→ **GIVEN REQUEST**:
Counting only lines that hold "BEST", give the total and nothing more.

→ **RECORDS FOR PROCESSING**:
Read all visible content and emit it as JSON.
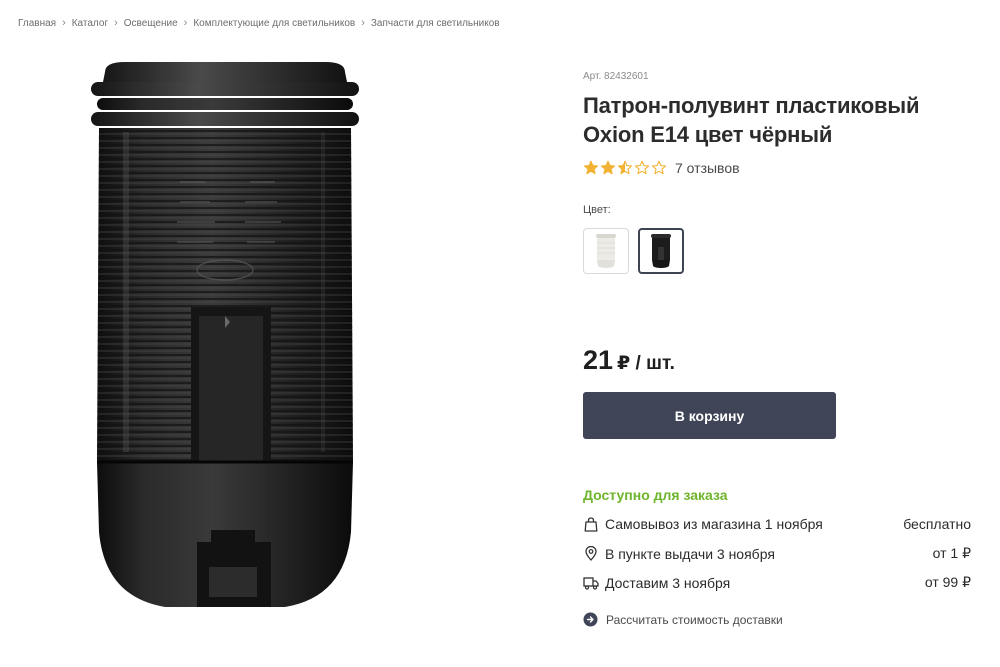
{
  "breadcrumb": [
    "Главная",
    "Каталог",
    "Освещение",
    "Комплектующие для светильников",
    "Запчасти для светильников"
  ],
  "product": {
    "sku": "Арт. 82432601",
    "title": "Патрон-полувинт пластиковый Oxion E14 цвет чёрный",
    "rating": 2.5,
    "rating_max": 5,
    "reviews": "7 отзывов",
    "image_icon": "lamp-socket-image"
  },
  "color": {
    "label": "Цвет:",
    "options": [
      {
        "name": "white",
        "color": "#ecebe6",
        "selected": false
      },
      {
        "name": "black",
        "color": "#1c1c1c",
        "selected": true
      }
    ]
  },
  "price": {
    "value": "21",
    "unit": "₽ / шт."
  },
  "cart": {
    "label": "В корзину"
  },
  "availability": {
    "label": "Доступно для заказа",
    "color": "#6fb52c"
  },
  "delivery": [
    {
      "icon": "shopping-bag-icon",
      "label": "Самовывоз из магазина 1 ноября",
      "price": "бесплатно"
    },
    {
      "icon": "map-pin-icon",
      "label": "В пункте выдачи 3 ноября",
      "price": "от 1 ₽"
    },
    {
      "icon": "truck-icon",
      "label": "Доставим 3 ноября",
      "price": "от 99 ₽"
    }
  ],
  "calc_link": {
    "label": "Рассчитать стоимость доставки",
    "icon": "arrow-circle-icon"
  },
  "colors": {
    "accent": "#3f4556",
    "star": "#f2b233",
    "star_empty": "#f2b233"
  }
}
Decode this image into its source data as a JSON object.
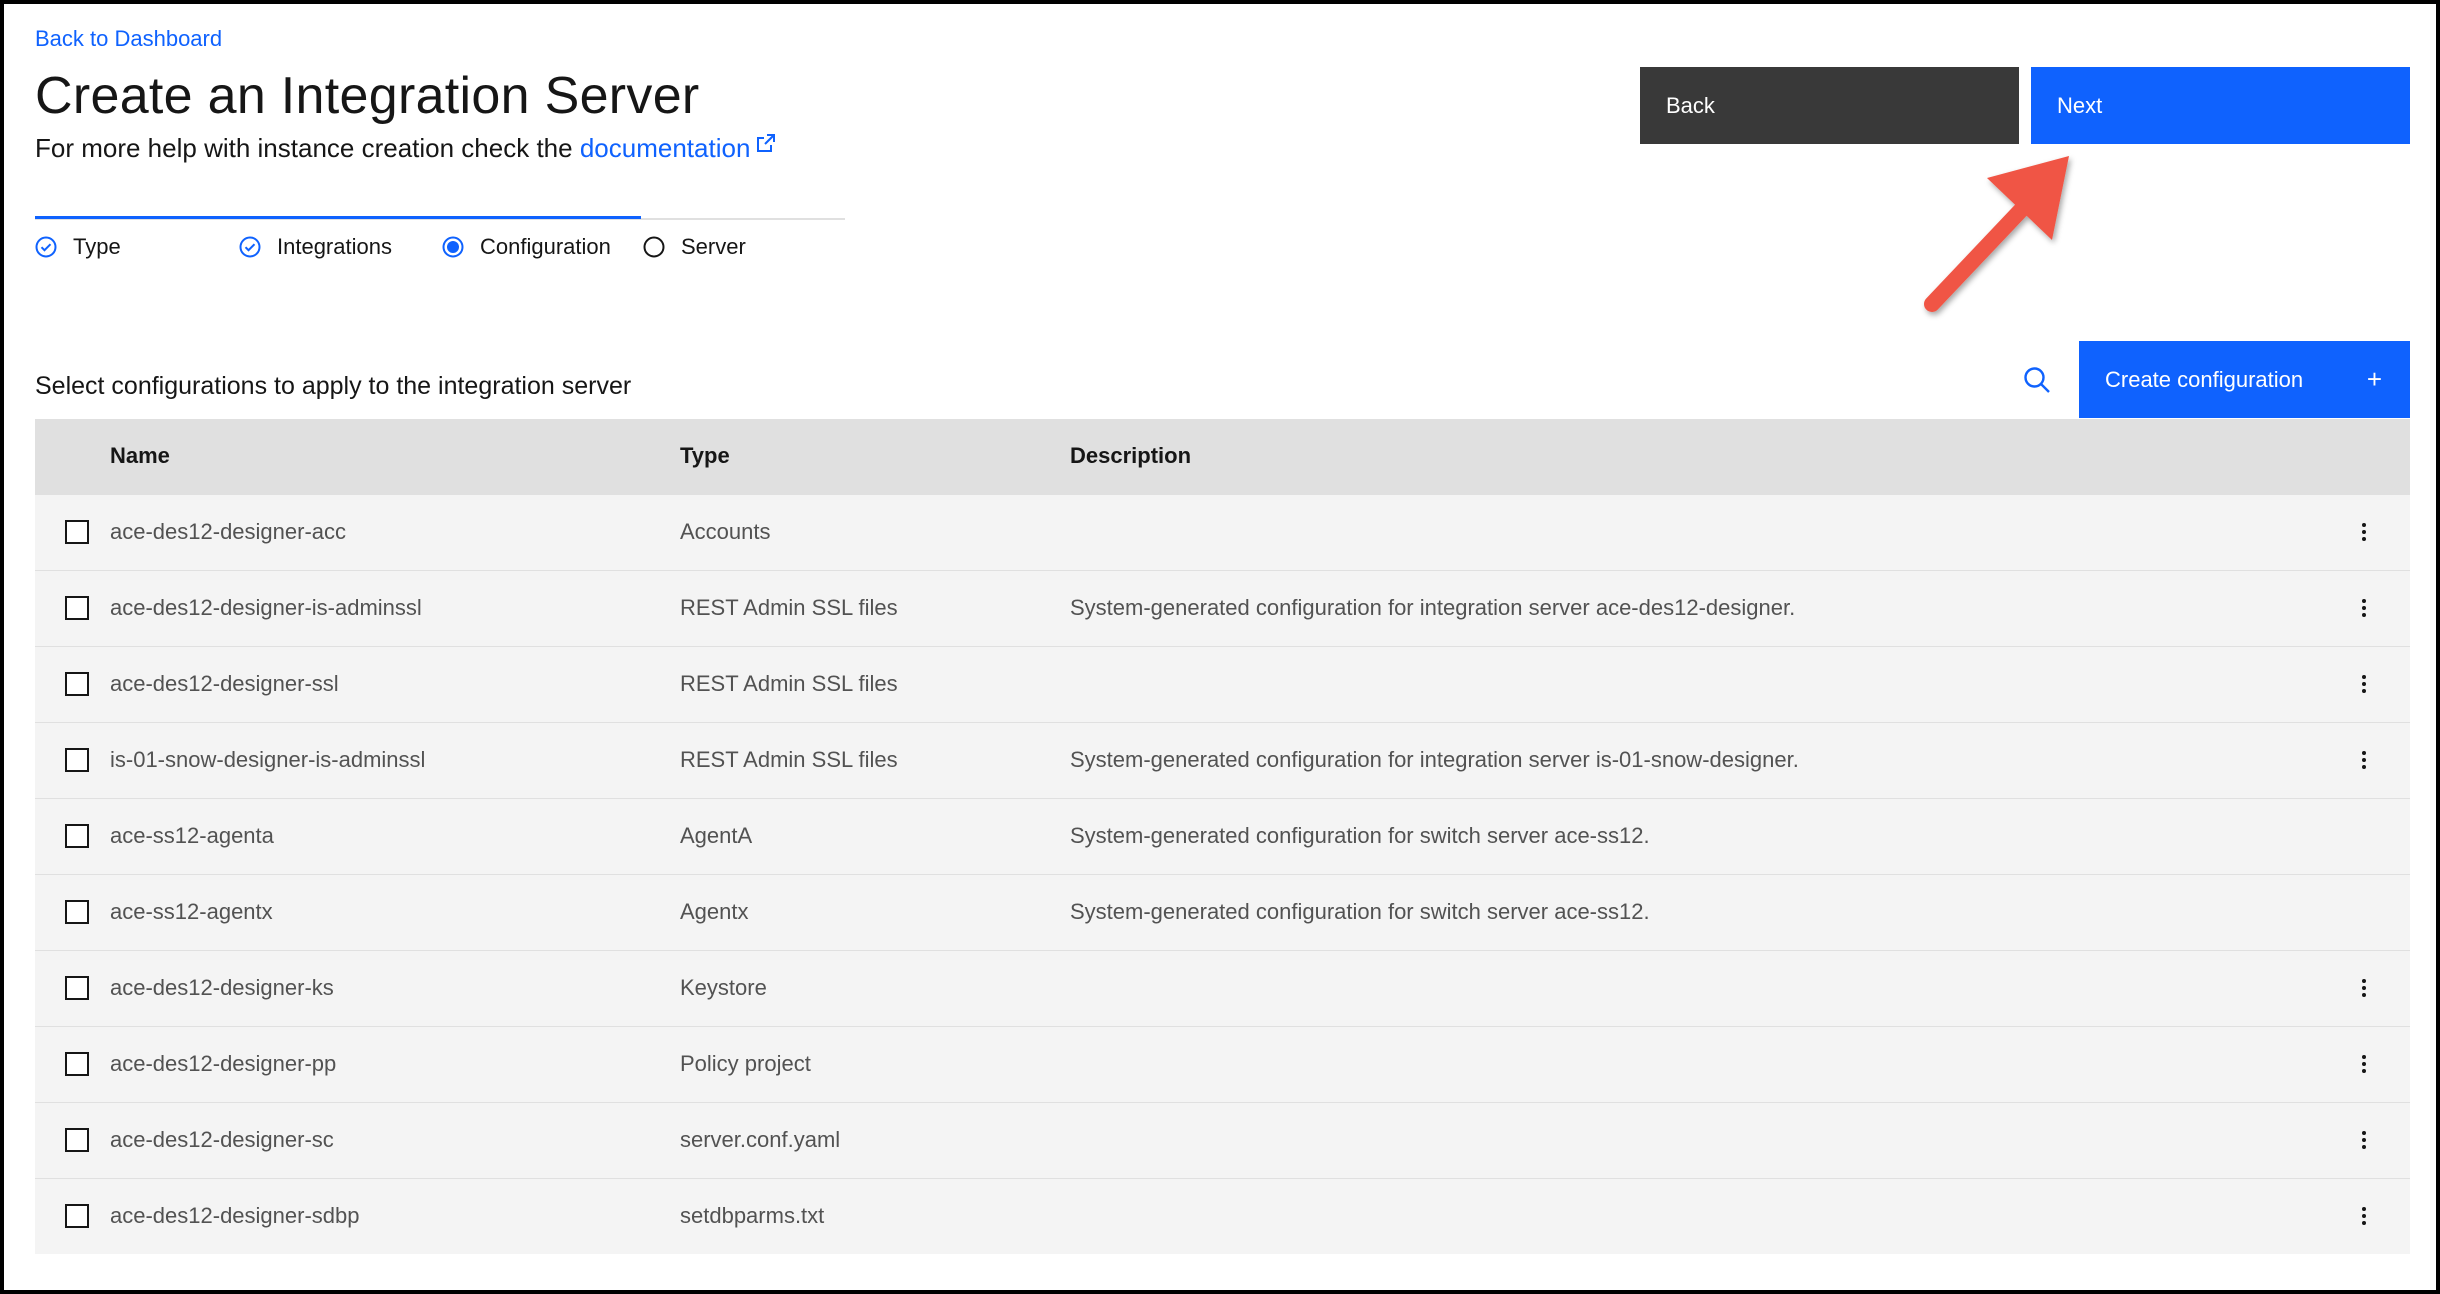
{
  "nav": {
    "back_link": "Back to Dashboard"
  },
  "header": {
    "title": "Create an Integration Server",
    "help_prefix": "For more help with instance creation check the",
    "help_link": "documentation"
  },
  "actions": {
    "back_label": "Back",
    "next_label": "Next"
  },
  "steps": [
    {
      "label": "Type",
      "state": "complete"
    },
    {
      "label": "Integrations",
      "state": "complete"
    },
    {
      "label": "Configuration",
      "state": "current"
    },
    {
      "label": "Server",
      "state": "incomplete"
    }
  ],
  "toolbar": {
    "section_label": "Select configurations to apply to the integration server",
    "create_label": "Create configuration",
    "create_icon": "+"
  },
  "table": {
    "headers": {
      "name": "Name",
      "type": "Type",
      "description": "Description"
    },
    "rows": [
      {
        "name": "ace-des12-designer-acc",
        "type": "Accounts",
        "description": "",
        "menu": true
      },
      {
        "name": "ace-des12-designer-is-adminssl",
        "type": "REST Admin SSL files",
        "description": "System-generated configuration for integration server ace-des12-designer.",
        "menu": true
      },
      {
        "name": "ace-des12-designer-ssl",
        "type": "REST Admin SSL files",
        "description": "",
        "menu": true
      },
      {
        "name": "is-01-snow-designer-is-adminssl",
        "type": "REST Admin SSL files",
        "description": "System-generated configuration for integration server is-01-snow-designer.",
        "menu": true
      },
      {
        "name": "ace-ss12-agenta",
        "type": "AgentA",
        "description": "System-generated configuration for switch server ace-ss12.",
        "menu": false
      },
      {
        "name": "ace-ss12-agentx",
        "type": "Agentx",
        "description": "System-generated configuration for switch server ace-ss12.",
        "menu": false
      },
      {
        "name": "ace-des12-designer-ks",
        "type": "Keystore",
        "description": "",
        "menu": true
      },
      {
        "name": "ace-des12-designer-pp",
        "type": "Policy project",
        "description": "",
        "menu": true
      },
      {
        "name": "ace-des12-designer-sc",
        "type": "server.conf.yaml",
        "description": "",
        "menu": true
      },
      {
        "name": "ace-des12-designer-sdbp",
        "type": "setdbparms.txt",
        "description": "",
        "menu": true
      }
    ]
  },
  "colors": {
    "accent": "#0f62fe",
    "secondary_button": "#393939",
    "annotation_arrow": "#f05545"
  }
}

---

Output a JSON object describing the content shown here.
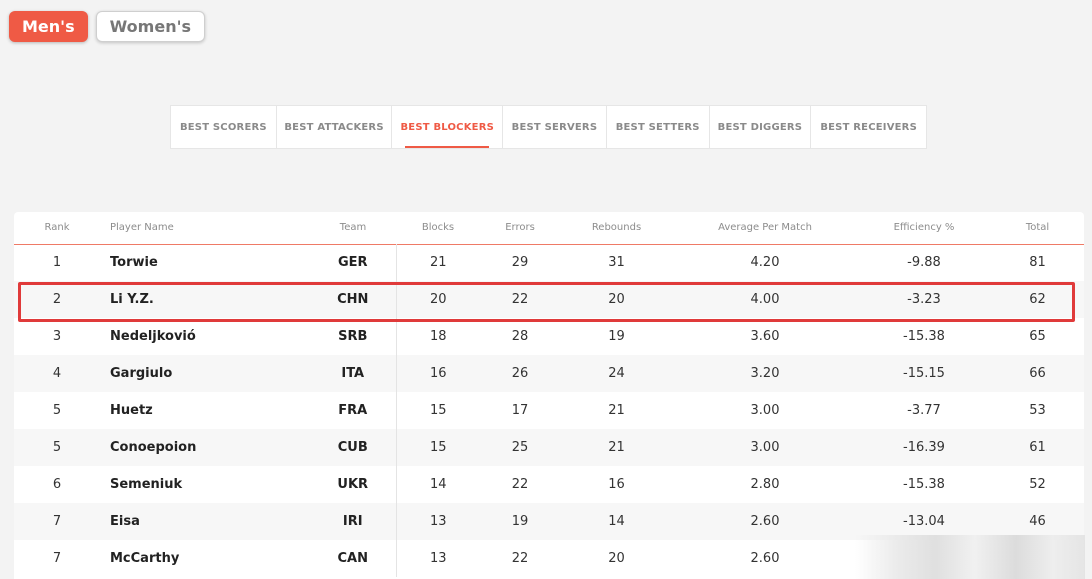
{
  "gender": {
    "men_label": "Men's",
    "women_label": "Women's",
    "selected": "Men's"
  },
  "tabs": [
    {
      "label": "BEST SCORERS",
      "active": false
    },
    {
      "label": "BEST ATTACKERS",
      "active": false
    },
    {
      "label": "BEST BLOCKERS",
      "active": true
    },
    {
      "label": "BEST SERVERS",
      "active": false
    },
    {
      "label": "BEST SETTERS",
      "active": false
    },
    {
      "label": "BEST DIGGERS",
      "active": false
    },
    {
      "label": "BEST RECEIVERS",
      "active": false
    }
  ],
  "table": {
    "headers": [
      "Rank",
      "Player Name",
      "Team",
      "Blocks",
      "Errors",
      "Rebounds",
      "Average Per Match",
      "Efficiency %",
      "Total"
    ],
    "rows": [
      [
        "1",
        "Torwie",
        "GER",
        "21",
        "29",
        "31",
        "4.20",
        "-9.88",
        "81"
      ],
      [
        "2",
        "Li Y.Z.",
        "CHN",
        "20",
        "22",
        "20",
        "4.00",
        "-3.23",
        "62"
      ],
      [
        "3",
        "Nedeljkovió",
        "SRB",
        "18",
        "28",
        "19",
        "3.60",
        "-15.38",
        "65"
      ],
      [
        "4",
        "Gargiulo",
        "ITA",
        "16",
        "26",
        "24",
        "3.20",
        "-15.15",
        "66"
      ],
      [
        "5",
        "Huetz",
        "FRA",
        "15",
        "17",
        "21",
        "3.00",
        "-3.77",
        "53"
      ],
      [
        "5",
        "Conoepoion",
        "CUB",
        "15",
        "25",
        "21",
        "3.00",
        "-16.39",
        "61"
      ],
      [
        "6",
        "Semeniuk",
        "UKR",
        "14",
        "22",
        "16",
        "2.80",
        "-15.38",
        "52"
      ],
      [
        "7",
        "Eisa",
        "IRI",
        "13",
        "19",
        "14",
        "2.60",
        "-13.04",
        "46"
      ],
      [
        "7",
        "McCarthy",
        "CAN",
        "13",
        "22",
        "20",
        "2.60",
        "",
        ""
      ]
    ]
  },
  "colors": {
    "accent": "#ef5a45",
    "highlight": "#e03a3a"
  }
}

==

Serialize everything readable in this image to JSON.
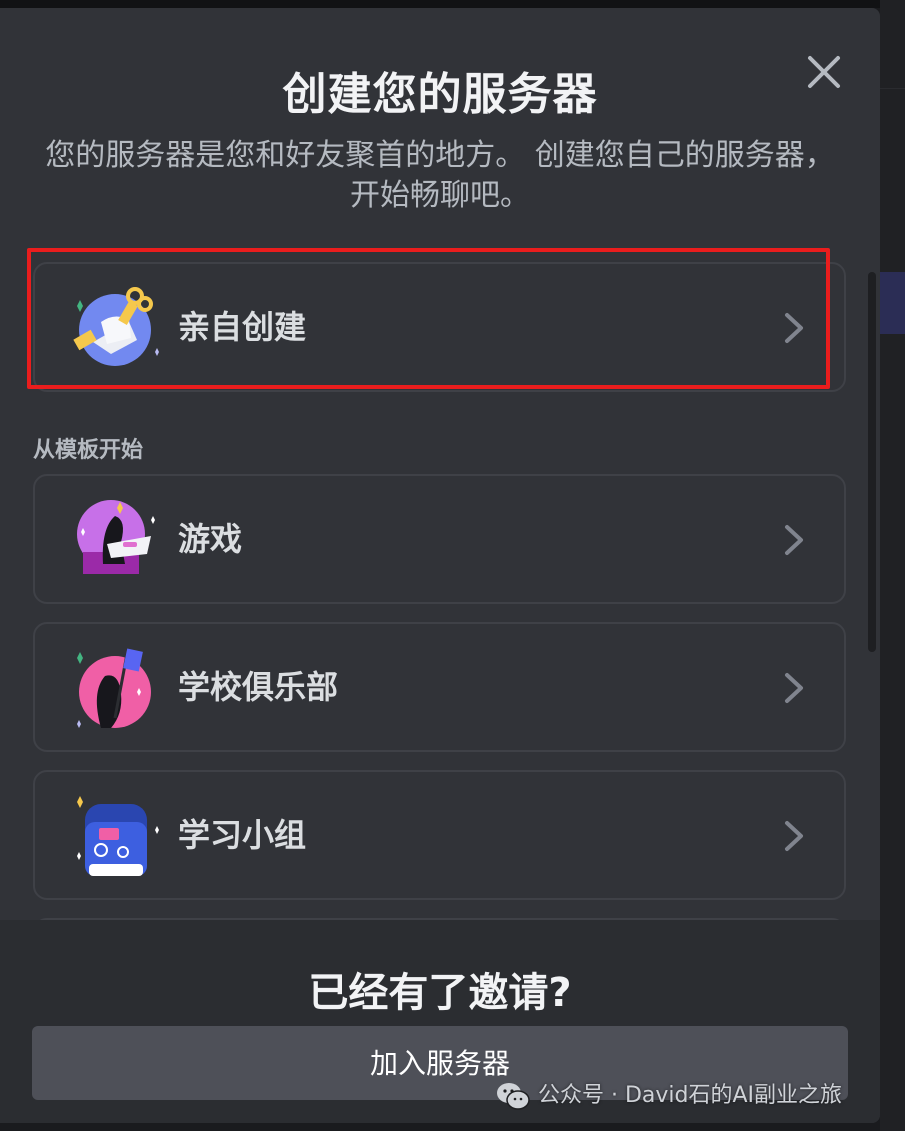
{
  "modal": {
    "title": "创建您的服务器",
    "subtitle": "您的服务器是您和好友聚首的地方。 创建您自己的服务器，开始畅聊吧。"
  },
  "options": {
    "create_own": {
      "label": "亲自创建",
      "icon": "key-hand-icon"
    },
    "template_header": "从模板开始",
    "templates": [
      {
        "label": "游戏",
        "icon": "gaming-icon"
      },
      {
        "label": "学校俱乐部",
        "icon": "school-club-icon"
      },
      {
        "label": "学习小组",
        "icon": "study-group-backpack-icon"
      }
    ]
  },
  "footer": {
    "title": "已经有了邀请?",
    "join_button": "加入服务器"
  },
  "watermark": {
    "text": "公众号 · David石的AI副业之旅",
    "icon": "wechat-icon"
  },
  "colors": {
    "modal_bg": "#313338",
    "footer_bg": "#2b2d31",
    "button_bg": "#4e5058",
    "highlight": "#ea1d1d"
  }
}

→ **FINISHED TASK**:
7